Raw records –

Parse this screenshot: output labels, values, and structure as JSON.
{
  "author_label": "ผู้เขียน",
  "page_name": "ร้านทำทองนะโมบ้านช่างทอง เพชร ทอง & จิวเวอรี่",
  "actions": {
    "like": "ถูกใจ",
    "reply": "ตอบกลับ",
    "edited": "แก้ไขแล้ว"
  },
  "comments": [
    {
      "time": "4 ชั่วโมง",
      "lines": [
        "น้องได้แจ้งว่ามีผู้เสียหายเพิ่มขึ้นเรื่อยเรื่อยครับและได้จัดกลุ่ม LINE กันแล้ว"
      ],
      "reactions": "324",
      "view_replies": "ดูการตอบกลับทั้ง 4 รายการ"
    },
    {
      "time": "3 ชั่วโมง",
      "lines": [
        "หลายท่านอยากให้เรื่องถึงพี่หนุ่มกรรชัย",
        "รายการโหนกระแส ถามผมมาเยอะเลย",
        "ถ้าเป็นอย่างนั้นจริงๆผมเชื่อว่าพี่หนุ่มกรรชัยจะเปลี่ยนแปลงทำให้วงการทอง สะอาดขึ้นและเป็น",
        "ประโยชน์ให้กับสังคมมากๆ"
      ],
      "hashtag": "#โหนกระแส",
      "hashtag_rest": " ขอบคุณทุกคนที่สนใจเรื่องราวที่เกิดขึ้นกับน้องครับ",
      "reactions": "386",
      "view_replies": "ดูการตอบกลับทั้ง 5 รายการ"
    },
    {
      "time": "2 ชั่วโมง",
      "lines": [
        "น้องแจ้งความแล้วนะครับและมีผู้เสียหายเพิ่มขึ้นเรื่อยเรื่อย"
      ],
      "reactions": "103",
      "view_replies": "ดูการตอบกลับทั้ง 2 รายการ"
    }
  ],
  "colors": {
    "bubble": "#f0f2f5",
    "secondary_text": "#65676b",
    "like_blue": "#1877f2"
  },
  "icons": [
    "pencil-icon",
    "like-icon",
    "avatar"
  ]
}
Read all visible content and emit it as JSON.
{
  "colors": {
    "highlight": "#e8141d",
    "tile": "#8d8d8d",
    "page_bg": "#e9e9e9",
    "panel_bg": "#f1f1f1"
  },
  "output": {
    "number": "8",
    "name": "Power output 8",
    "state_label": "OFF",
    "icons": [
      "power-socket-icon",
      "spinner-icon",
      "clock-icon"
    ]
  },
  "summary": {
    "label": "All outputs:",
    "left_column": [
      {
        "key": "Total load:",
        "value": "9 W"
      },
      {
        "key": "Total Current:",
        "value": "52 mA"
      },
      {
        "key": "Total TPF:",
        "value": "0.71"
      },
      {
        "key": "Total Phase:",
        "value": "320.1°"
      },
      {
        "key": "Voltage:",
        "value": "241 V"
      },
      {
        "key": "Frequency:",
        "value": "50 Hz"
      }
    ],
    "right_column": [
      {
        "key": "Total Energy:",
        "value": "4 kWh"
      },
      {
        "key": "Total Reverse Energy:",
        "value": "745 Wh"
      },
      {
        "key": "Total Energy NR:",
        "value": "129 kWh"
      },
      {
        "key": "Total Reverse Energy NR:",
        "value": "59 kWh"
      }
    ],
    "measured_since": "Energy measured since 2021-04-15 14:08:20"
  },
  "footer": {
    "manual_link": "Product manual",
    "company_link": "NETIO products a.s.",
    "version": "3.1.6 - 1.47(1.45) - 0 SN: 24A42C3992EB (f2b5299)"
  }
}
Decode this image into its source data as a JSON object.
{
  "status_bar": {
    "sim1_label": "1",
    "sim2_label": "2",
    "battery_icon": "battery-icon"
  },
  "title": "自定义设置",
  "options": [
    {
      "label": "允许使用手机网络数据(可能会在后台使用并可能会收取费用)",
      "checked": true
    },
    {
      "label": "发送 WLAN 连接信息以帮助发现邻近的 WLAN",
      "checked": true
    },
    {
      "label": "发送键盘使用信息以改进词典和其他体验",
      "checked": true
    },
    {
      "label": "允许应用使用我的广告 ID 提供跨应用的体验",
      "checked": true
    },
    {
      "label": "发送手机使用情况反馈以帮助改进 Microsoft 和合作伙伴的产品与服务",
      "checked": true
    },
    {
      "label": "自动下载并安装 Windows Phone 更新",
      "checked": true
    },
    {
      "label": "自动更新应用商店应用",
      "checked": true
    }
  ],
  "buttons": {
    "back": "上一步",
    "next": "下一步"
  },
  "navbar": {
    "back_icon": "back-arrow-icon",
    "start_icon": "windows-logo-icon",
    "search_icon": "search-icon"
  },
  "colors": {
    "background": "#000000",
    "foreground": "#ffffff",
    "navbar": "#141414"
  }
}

Description of the task – Using the material above, gather every line that includes "time".

Response to the task –
      "time": "4 ชั่วโมง",
      "time": "3 ชั่วโมง",
      "time": "2 ชั่วโมง",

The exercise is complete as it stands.